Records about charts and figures
========================

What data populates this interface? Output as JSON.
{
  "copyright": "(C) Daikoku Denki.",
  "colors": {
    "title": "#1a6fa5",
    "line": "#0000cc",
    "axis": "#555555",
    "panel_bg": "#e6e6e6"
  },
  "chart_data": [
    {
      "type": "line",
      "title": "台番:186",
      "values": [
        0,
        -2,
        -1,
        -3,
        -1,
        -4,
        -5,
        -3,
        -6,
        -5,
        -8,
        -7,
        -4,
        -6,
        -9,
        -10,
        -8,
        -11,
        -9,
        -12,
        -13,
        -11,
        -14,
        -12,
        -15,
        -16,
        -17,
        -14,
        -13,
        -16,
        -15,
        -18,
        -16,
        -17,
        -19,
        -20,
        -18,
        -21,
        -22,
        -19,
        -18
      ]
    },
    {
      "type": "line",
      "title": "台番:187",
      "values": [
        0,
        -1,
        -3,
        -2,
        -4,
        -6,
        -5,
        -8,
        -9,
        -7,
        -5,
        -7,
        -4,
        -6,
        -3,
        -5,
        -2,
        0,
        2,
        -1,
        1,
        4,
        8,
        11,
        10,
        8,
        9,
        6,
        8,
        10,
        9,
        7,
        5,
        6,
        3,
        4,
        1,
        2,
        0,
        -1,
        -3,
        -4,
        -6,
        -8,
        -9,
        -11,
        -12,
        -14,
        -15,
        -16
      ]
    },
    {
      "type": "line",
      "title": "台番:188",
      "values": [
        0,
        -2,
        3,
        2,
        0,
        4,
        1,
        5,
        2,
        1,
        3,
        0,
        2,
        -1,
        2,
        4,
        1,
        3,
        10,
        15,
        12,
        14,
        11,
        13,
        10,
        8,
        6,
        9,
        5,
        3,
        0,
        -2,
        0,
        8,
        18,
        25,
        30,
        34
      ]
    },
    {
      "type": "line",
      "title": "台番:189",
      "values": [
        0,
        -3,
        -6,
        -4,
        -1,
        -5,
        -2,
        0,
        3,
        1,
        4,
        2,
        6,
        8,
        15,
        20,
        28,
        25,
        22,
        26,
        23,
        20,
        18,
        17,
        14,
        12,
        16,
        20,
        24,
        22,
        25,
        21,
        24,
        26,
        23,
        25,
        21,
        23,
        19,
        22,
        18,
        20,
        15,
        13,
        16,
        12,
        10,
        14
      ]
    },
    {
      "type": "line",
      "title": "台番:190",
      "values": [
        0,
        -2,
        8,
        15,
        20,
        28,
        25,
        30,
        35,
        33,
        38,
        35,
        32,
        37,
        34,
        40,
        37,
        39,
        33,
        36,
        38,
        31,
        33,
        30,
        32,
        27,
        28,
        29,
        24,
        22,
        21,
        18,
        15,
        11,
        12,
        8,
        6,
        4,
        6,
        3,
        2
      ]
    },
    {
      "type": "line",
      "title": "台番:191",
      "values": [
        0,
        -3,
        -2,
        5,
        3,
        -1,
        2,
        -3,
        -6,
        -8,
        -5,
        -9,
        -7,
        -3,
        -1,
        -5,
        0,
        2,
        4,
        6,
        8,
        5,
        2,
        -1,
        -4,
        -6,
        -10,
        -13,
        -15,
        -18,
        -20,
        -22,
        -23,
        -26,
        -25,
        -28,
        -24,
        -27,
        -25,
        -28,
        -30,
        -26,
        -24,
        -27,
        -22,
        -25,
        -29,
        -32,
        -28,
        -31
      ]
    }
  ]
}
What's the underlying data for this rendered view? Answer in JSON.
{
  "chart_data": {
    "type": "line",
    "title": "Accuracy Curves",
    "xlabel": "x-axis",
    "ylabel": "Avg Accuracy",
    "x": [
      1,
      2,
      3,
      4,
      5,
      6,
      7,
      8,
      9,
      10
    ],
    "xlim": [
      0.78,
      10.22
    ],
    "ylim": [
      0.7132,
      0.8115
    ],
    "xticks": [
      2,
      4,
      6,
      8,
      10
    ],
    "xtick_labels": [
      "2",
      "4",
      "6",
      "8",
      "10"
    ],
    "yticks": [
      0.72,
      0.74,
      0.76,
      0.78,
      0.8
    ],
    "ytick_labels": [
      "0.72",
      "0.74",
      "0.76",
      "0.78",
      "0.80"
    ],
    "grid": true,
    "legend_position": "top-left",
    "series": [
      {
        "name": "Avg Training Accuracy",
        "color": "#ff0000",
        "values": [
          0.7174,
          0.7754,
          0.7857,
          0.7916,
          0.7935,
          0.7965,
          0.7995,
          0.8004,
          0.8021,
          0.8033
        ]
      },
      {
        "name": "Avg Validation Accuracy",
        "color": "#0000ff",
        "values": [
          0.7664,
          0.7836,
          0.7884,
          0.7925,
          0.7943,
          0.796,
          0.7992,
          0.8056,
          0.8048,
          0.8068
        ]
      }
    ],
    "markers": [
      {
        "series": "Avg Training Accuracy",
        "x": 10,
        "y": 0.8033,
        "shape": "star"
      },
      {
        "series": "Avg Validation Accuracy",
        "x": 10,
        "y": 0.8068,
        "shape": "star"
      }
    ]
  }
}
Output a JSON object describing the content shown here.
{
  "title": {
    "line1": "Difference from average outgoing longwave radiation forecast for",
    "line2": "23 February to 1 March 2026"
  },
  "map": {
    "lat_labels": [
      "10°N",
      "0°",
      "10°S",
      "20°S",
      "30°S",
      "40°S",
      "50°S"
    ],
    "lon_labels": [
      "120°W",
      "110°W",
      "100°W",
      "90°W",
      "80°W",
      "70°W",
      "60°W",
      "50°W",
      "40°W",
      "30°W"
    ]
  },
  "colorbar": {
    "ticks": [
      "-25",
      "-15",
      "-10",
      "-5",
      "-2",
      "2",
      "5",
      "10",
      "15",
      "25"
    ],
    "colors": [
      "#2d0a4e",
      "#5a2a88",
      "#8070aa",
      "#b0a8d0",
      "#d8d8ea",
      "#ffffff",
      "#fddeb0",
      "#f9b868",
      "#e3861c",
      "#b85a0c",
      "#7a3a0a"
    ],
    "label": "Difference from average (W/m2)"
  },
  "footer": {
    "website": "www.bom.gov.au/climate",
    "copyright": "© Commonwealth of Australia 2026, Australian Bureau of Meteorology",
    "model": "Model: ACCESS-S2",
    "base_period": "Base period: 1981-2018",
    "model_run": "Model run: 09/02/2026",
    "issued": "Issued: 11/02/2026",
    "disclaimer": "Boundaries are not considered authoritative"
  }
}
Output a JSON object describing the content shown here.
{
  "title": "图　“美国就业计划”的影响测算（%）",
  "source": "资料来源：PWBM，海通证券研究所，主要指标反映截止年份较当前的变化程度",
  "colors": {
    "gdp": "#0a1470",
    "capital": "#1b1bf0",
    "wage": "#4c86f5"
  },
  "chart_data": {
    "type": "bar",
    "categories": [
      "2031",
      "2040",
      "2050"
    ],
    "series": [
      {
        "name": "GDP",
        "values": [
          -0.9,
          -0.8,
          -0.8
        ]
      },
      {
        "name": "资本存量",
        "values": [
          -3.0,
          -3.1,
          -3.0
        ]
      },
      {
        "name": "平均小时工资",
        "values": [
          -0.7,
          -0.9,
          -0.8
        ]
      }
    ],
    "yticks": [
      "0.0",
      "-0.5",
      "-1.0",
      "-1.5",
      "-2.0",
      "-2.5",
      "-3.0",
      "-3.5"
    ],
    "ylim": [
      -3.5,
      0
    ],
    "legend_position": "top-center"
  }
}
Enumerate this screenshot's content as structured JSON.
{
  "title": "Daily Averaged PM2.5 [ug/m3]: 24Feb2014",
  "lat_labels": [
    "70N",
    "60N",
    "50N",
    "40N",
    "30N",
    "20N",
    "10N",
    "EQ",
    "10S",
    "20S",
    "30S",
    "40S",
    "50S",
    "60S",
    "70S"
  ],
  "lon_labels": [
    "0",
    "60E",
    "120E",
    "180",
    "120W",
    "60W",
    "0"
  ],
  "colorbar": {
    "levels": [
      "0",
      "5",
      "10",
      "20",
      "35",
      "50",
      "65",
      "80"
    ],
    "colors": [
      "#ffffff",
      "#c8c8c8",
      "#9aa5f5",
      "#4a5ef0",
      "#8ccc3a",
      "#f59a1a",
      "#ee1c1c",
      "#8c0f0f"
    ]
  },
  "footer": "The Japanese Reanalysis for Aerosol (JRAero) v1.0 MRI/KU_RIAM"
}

========================

**WRITTEN PROBLEM**
Look through the material above. Copy each line where the word "Validation" appears.

**COMPLETED EXERCISE**
        "name": "Avg Validation Accuracy",
        "series": "Avg Validation Accuracy",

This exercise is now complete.